* Stated problem *
Exactly repeat the full listing that follows.

* Entries shown *
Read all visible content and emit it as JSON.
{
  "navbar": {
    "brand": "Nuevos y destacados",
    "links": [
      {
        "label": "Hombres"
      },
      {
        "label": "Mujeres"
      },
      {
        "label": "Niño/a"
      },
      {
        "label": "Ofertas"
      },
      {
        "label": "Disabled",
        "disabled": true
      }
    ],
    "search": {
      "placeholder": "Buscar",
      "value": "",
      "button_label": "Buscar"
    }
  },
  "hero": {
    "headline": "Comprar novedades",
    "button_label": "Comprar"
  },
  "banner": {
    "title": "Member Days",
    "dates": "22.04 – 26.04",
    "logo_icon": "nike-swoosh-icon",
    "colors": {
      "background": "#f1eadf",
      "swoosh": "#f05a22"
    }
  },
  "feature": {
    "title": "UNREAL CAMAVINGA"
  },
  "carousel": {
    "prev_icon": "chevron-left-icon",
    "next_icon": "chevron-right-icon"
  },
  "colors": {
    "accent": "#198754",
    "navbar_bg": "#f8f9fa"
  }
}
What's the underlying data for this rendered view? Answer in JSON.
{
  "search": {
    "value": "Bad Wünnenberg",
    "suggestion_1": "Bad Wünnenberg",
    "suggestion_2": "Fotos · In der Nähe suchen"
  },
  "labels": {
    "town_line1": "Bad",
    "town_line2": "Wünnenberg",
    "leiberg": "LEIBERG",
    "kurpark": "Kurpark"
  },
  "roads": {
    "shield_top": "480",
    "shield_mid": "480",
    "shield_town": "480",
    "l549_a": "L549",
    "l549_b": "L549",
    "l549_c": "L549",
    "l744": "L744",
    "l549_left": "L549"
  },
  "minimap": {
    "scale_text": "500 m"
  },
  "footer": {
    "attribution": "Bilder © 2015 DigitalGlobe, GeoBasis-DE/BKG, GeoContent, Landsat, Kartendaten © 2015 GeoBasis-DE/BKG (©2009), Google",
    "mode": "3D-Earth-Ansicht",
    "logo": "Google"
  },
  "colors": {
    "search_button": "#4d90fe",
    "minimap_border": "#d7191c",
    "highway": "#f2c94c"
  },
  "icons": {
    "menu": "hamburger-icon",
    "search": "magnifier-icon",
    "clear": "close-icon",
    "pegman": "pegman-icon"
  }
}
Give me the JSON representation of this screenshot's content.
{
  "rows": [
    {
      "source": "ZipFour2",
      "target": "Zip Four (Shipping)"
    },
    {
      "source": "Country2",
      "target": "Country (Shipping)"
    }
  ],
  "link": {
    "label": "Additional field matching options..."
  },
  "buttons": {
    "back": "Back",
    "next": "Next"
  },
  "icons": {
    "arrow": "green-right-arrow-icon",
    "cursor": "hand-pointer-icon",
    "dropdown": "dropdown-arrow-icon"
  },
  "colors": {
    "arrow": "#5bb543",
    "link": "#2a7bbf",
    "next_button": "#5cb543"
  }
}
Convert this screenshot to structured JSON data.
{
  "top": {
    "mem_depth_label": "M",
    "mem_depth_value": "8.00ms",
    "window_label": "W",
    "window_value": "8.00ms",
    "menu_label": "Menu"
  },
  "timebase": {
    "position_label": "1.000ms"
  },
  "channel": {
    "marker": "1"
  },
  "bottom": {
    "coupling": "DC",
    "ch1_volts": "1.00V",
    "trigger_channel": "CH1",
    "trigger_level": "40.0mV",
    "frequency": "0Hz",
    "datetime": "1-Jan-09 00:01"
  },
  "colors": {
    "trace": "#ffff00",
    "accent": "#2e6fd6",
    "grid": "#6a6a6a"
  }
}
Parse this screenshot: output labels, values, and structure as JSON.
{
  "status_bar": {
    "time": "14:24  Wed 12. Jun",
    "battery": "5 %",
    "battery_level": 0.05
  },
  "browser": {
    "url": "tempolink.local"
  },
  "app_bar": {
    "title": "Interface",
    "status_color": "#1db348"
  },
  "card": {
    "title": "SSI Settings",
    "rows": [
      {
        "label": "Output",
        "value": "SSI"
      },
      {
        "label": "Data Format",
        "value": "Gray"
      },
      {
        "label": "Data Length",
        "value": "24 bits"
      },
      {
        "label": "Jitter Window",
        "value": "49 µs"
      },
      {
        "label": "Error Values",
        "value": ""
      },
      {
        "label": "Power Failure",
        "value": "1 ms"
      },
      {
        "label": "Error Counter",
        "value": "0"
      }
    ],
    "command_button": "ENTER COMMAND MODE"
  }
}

* The result *
Read all visible content and emit it as JSON.
{
  "navbar": {
    "brand": "Nuevos y destacados",
    "links": [
      {
        "label": "Hombres"
      },
      {
        "label": "Mujeres"
      },
      {
        "label": "Niño/a"
      },
      {
        "label": "Ofertas"
      },
      {
        "label": "Disabled",
        "disabled": true
      }
    ],
    "search": {
      "placeholder": "Buscar",
      "value": "",
      "button_label": "Buscar"
    }
  },
  "hero": {
    "headline": "Comprar novedades",
    "button_label": "Comprar"
  },
  "banner": {
    "title": "Member Days",
    "dates": "22.04 – 26.04",
    "logo_icon": "nike-swoosh-icon",
    "colors": {
      "background": "#f1eadf",
      "swoosh": "#f05a22"
    }
  },
  "feature": {
    "title": "UNREAL CAMAVINGA"
  },
  "carousel": {
    "prev_icon": "chevron-left-icon",
    "next_icon": "chevron-right-icon"
  },
  "colors": {
    "accent": "#198754",
    "navbar_bg": "#f8f9fa"
  }
}
What's the underlying data for this rendered view? Answer in JSON.
{
  "search": {
    "value": "Bad Wünnenberg",
    "suggestion_1": "Bad Wünnenberg",
    "suggestion_2": "Fotos · In der Nähe suchen"
  },
  "labels": {
    "town_line1": "Bad",
    "town_line2": "Wünnenberg",
    "leiberg": "LEIBERG",
    "kurpark": "Kurpark"
  },
  "roads": {
    "shield_top": "480",
    "shield_mid": "480",
    "shield_town": "480",
    "l549_a": "L549",
    "l549_b": "L549",
    "l549_c": "L549",
    "l744": "L744",
    "l549_left": "L549"
  },
  "minimap": {
    "scale_text": "500 m"
  },
  "footer": {
    "attribution": "Bilder © 2015 DigitalGlobe, GeoBasis-DE/BKG, GeoContent, Landsat, Kartendaten © 2015 GeoBasis-DE/BKG (©2009), Google",
    "mode": "3D-Earth-Ansicht",
    "logo": "Google"
  },
  "colors": {
    "search_button": "#4d90fe",
    "minimap_border": "#d7191c",
    "highway": "#f2c94c"
  },
  "icons": {
    "menu": "hamburger-icon",
    "search": "magnifier-icon",
    "clear": "close-icon",
    "pegman": "pegman-icon"
  }
}
Give me the JSON representation of this screenshot's content.
{
  "rows": [
    {
      "source": "ZipFour2",
      "target": "Zip Four (Shipping)"
    },
    {
      "source": "Country2",
      "target": "Country (Shipping)"
    }
  ],
  "link": {
    "label": "Additional field matching options..."
  },
  "buttons": {
    "back": "Back",
    "next": "Next"
  },
  "icons": {
    "arrow": "green-right-arrow-icon",
    "cursor": "hand-pointer-icon",
    "dropdown": "dropdown-arrow-icon"
  },
  "colors": {
    "arrow": "#5bb543",
    "link": "#2a7bbf",
    "next_button": "#5cb543"
  }
}
Convert this screenshot to structured JSON data.
{
  "top": {
    "mem_depth_label": "M",
    "mem_depth_value": "8.00ms",
    "window_label": "W",
    "window_value": "8.00ms",
    "menu_label": "Menu"
  },
  "timebase": {
    "position_label": "1.000ms"
  },
  "channel": {
    "marker": "1"
  },
  "bottom": {
    "coupling": "DC",
    "ch1_volts": "1.00V",
    "trigger_channel": "CH1",
    "trigger_level": "40.0mV",
    "frequency": "0Hz",
    "datetime": "1-Jan-09 00:01"
  },
  "colors": {
    "trace": "#ffff00",
    "accent": "#2e6fd6",
    "grid": "#6a6a6a"
  }
}
Parse this screenshot: output labels, values, and structure as JSON.
{
  "status_bar": {
    "time": "14:24  Wed 12. Jun",
    "battery": "5 %",
    "battery_level": 0.05
  },
  "browser": {
    "url": "tempolink.local"
  },
  "app_bar": {
    "title": "Interface",
    "status_color": "#1db348"
  },
  "card": {
    "title": "SSI Settings",
    "rows": [
      {
        "label": "Output",
        "value": "SSI"
      },
      {
        "label": "Data Format",
        "value": "Gray"
      },
      {
        "label": "Data Length",
        "value": "24 bits"
      },
      {
        "label": "Jitter Window",
        "value": "49 µs"
      },
      {
        "label": "Error Values",
        "value": ""
      },
      {
        "label": "Power Failure",
        "value": "1 ms"
      },
      {
        "label": "Error Counter",
        "value": "0"
      }
    ],
    "command_button": "ENTER COMMAND MODE"
  }
}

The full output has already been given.